PROBLEM REQUIREMENTS:
Print the entries exactly; skip the pictures.

DATA SUPPLIED:
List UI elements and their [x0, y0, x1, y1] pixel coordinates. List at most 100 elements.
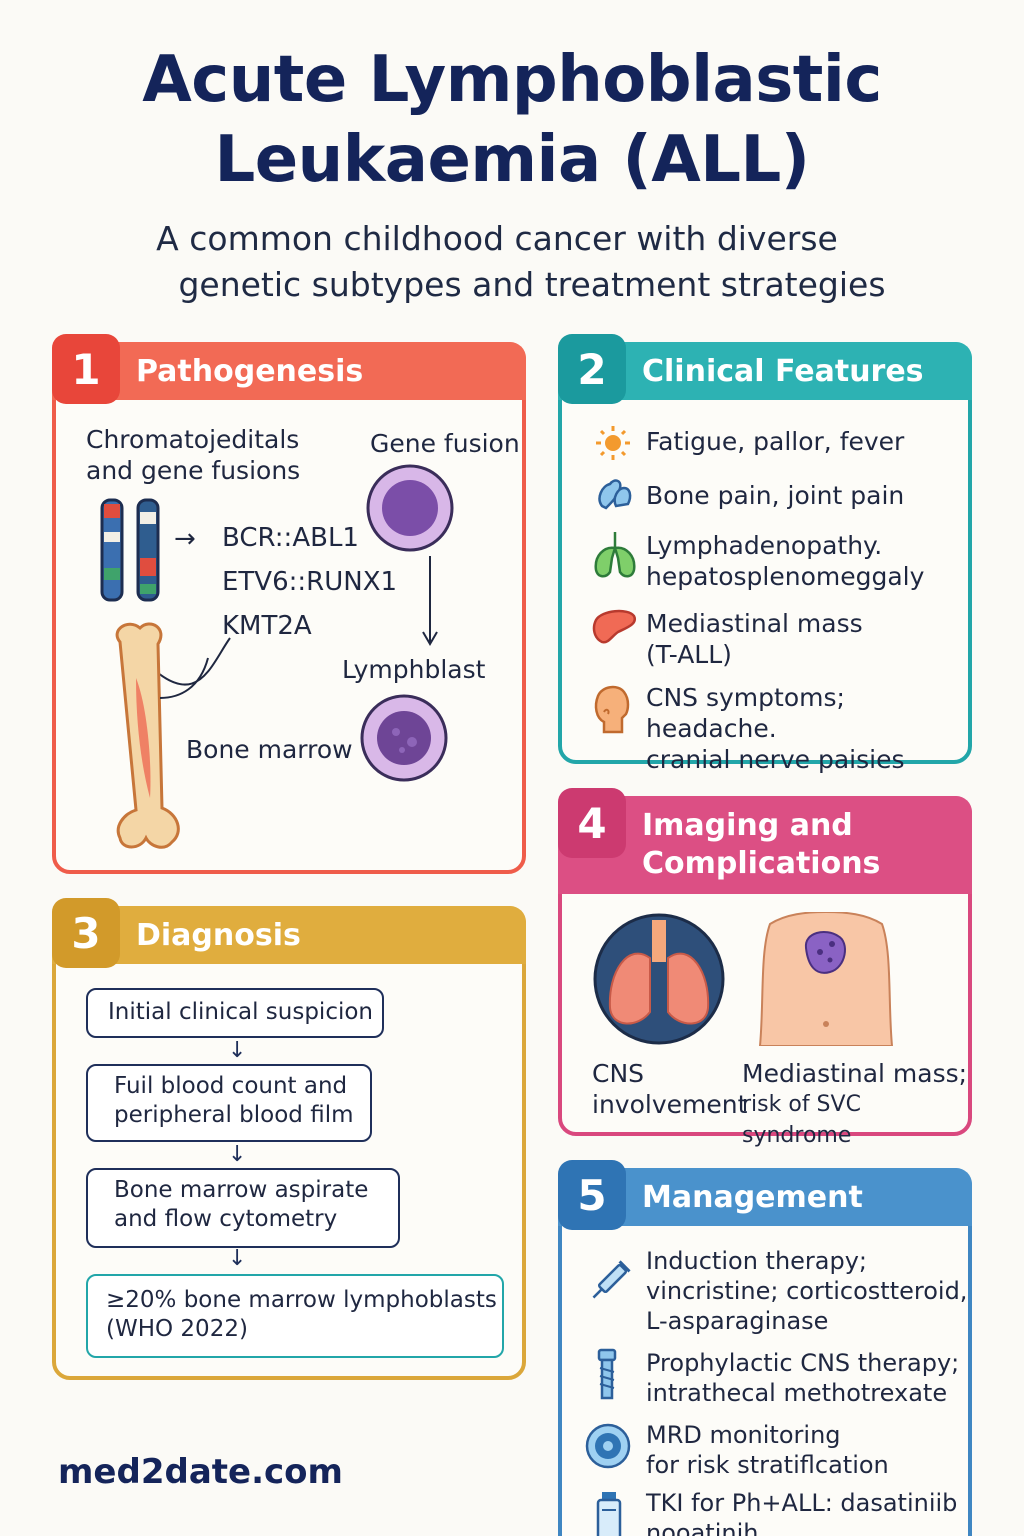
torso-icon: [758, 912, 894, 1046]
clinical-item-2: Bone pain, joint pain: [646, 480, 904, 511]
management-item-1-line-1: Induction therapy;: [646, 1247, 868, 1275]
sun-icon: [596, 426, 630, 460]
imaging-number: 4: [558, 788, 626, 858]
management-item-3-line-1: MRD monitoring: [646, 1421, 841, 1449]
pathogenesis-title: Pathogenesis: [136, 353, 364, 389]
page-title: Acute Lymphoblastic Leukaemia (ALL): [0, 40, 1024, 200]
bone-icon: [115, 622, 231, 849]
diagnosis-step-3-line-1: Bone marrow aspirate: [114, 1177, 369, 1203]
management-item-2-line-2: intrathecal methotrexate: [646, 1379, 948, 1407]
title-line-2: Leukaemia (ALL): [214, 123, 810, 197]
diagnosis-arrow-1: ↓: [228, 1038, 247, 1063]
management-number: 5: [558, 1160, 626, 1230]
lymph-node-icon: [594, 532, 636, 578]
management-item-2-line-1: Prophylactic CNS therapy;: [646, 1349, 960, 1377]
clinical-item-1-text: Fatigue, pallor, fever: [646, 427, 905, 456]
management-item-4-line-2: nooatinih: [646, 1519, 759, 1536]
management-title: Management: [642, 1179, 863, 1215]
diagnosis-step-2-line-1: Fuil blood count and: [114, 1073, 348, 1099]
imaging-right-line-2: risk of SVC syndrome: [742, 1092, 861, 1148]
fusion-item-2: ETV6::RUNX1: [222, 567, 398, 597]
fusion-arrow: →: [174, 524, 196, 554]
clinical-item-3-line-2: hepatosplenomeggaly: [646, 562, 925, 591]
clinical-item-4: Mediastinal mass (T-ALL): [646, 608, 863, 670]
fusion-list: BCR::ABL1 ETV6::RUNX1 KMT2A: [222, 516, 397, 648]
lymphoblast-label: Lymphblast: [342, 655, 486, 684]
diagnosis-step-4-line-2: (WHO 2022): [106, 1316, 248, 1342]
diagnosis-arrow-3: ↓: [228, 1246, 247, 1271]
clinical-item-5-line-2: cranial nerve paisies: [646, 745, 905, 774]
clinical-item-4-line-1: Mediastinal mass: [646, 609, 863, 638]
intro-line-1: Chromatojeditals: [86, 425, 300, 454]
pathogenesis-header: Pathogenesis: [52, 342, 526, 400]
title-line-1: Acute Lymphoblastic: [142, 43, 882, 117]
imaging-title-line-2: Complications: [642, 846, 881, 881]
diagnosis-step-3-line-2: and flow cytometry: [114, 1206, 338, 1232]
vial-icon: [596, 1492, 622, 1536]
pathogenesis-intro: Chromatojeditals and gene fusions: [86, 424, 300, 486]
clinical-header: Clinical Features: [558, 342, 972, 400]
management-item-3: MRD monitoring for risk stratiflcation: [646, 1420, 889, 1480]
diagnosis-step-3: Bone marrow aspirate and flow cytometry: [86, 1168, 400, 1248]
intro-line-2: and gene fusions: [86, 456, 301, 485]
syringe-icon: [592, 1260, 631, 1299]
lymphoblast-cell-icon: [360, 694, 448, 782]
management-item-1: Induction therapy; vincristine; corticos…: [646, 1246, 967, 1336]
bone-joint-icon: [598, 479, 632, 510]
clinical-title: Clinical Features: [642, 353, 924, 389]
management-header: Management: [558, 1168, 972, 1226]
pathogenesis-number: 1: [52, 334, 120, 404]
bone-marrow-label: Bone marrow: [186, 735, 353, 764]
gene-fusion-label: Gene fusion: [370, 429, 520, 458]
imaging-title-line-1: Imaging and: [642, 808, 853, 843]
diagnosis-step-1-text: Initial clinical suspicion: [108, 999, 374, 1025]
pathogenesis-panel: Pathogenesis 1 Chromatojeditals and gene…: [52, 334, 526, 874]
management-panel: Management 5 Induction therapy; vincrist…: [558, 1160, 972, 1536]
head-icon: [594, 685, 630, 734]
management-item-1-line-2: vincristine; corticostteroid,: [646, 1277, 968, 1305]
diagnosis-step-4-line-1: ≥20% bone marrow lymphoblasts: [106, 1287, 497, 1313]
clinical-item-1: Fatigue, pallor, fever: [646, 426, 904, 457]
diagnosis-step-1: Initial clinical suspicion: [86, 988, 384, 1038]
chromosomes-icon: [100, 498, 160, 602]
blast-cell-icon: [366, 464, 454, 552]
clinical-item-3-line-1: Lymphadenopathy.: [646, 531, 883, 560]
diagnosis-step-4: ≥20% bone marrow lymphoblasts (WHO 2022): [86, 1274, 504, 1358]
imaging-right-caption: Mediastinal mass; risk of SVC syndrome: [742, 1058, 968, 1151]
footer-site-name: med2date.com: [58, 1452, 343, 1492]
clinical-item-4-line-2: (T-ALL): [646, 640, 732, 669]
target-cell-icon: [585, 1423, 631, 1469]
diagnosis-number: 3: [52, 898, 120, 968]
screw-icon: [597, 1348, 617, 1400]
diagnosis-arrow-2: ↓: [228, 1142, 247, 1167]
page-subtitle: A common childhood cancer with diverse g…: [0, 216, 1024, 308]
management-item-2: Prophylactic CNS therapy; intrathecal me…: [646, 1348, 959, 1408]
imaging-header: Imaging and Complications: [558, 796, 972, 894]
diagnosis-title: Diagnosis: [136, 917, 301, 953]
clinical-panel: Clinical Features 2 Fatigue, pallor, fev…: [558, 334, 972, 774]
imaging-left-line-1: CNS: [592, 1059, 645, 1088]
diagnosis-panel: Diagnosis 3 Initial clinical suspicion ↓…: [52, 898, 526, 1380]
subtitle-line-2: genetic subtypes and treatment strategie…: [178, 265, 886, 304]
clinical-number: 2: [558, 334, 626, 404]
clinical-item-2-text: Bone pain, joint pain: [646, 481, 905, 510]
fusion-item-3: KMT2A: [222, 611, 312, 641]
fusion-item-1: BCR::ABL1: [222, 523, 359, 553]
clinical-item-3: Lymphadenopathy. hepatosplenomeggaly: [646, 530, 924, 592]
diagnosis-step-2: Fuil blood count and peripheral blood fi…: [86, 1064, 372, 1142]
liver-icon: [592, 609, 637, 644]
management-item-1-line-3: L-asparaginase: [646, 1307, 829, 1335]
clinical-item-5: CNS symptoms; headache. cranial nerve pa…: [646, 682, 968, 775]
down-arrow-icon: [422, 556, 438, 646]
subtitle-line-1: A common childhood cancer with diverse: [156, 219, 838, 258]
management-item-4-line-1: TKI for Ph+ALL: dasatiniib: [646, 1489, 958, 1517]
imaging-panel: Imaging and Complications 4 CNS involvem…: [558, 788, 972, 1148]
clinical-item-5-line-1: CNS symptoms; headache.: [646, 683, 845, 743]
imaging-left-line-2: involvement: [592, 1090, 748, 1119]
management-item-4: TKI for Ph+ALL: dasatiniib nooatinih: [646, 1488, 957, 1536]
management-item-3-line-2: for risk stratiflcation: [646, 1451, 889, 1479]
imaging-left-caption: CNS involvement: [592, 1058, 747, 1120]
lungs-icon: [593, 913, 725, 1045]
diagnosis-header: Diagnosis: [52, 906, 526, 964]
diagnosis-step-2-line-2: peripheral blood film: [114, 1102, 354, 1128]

YOUR SOLUTION:
List UI elements and their [x0, y0, x1, y1] pixel coordinates. List at most 100 elements.
torso-icon: [758, 912, 894, 1046]
clinical-item-2: Bone pain, joint pain: [646, 480, 904, 511]
management-item-1-line-1: Induction therapy;: [646, 1247, 868, 1275]
sun-icon: [596, 426, 630, 460]
imaging-number: 4: [558, 788, 626, 858]
management-item-3-line-1: MRD monitoring: [646, 1421, 841, 1449]
pathogenesis-title: Pathogenesis: [136, 353, 364, 389]
page-title: Acute Lymphoblastic Leukaemia (ALL): [0, 40, 1024, 200]
bone-icon: [115, 622, 231, 849]
diagnosis-step-3-line-1: Bone marrow aspirate: [114, 1177, 369, 1203]
management-item-2-line-2: intrathecal methotrexate: [646, 1379, 948, 1407]
title-line-2: Leukaemia (ALL): [214, 123, 810, 197]
diagnosis-arrow-1: ↓: [228, 1038, 247, 1063]
management-number: 5: [558, 1160, 626, 1230]
lymph-node-icon: [594, 532, 636, 578]
management-item-2-line-1: Prophylactic CNS therapy;: [646, 1349, 960, 1377]
clinical-item-1-text: Fatigue, pallor, fever: [646, 427, 905, 456]
management-item-4-line-2: nooatinih: [646, 1519, 759, 1536]
management-title: Management: [642, 1179, 863, 1215]
diagnosis-step-2-line-1: Fuil blood count and: [114, 1073, 348, 1099]
imaging-right-line-2: risk of SVC syndrome: [742, 1092, 861, 1148]
fusion-item-2: ETV6::RUNX1: [222, 567, 398, 597]
fusion-arrow: →: [174, 524, 196, 554]
clinical-item-3-line-2: hepatosplenomeggaly: [646, 562, 925, 591]
clinical-item-4: Mediastinal mass (T-ALL): [646, 608, 863, 670]
fusion-list: BCR::ABL1 ETV6::RUNX1 KMT2A: [222, 516, 397, 648]
lymphoblast-label: Lymphblast: [342, 655, 486, 684]
diagnosis-step-4-line-2: (WHO 2022): [106, 1316, 248, 1342]
diagnosis-arrow-3: ↓: [228, 1246, 247, 1271]
clinical-item-5-line-2: cranial nerve paisies: [646, 745, 905, 774]
clinical-item-4-line-1: Mediastinal mass: [646, 609, 863, 638]
intro-line-1: Chromatojeditals: [86, 425, 300, 454]
pathogenesis-header: Pathogenesis: [52, 342, 526, 400]
title-line-1: Acute Lymphoblastic: [142, 43, 882, 117]
imaging-title-line-2: Complications: [642, 846, 881, 881]
diagnosis-step-3-line-2: and flow cytometry: [114, 1206, 338, 1232]
vial-icon: [596, 1492, 622, 1536]
pathogenesis-intro: Chromatojeditals and gene fusions: [86, 424, 300, 486]
clinical-header: Clinical Features: [558, 342, 972, 400]
management-item-3: MRD monitoring for risk stratiflcation: [646, 1420, 889, 1480]
diagnosis-step-3: Bone marrow aspirate and flow cytometry: [86, 1168, 400, 1248]
intro-line-2: and gene fusions: [86, 456, 301, 485]
syringe-icon: [592, 1260, 631, 1299]
lymphoblast-cell-icon: [360, 694, 448, 782]
management-item-1: Induction therapy; vincristine; corticos…: [646, 1246, 967, 1336]
bone-joint-icon: [598, 479, 632, 510]
clinical-title: Clinical Features: [642, 353, 924, 389]
management-header: Management: [558, 1168, 972, 1226]
pathogenesis-number: 1: [52, 334, 120, 404]
bone-marrow-label: Bone marrow: [186, 735, 353, 764]
gene-fusion-label: Gene fusion: [370, 429, 520, 458]
imaging-title-line-1: Imaging and: [642, 808, 853, 843]
diagnosis-step-1-text: Initial clinical suspicion: [108, 999, 374, 1025]
pathogenesis-panel: Pathogenesis 1 Chromatojeditals and gene…: [52, 334, 526, 874]
management-panel: Management 5 Induction therapy; vincrist…: [558, 1160, 972, 1536]
head-icon: [594, 685, 630, 734]
management-item-1-line-2: vincristine; corticostteroid,: [646, 1277, 968, 1305]
diagnosis-step-4-line-1: ≥20% bone marrow lymphoblasts: [106, 1287, 497, 1313]
clinical-item-1: Fatigue, pallor, fever: [646, 426, 904, 457]
diagnosis-step-1: Initial clinical suspicion: [86, 988, 384, 1038]
chromosomes-icon: [100, 498, 160, 602]
blast-cell-icon: [366, 464, 454, 552]
clinical-item-3-line-1: Lymphadenopathy.: [646, 531, 883, 560]
diagnosis-step-4: ≥20% bone marrow lymphoblasts (WHO 2022): [86, 1274, 504, 1358]
imaging-right-caption: Mediastinal mass; risk of SVC syndrome: [742, 1058, 968, 1151]
footer-site-name: med2date.com: [58, 1452, 343, 1492]
clinical-item-4-line-2: (T-ALL): [646, 640, 732, 669]
target-cell-icon: [585, 1423, 631, 1469]
diagnosis-number: 3: [52, 898, 120, 968]
screw-icon: [597, 1348, 617, 1400]
diagnosis-arrow-2: ↓: [228, 1142, 247, 1167]
page-subtitle: A common childhood cancer with diverse g…: [0, 216, 1024, 308]
management-item-2: Prophylactic CNS therapy; intrathecal me…: [646, 1348, 959, 1408]
imaging-header: Imaging and Complications: [558, 796, 972, 894]
diagnosis-title: Diagnosis: [136, 917, 301, 953]
clinical-panel: Clinical Features 2 Fatigue, pallor, fev…: [558, 334, 972, 774]
imaging-left-line-1: CNS: [592, 1059, 645, 1088]
diagnosis-panel: Diagnosis 3 Initial clinical suspicion ↓…: [52, 898, 526, 1380]
subtitle-line-2: genetic subtypes and treatment strategie…: [178, 265, 886, 304]
clinical-number: 2: [558, 334, 626, 404]
clinical-item-2-text: Bone pain, joint pain: [646, 481, 905, 510]
fusion-item-3: KMT2A: [222, 611, 312, 641]
fusion-item-1: BCR::ABL1: [222, 523, 359, 553]
clinical-item-3: Lymphadenopathy. hepatosplenomeggaly: [646, 530, 924, 592]
diagnosis-step-2: Fuil blood count and peripheral blood fi…: [86, 1064, 372, 1142]
liver-icon: [592, 609, 637, 644]
management-item-1-line-3: L-asparaginase: [646, 1307, 829, 1335]
clinical-item-5: CNS symptoms; headache. cranial nerve pa…: [646, 682, 968, 775]
down-arrow-icon: [422, 556, 438, 646]
subtitle-line-1: A common childhood cancer with diverse: [156, 219, 838, 258]
management-item-4-line-1: TKI for Ph+ALL: dasatiniib: [646, 1489, 958, 1517]
imaging-panel: Imaging and Complications 4 CNS involvem…: [558, 788, 972, 1148]
clinical-item-5-line-1: CNS symptoms; headache.: [646, 683, 845, 743]
imaging-left-line-2: involvement: [592, 1090, 748, 1119]
management-item-4: TKI for Ph+ALL: dasatiniib nooatinih: [646, 1488, 957, 1536]
management-item-3-line-2: for risk stratiflcation: [646, 1451, 889, 1479]
imaging-left-caption: CNS involvement: [592, 1058, 747, 1120]
lungs-icon: [593, 913, 725, 1045]
diagnosis-header: Diagnosis: [52, 906, 526, 964]
diagnosis-step-2-line-2: peripheral blood film: [114, 1102, 354, 1128]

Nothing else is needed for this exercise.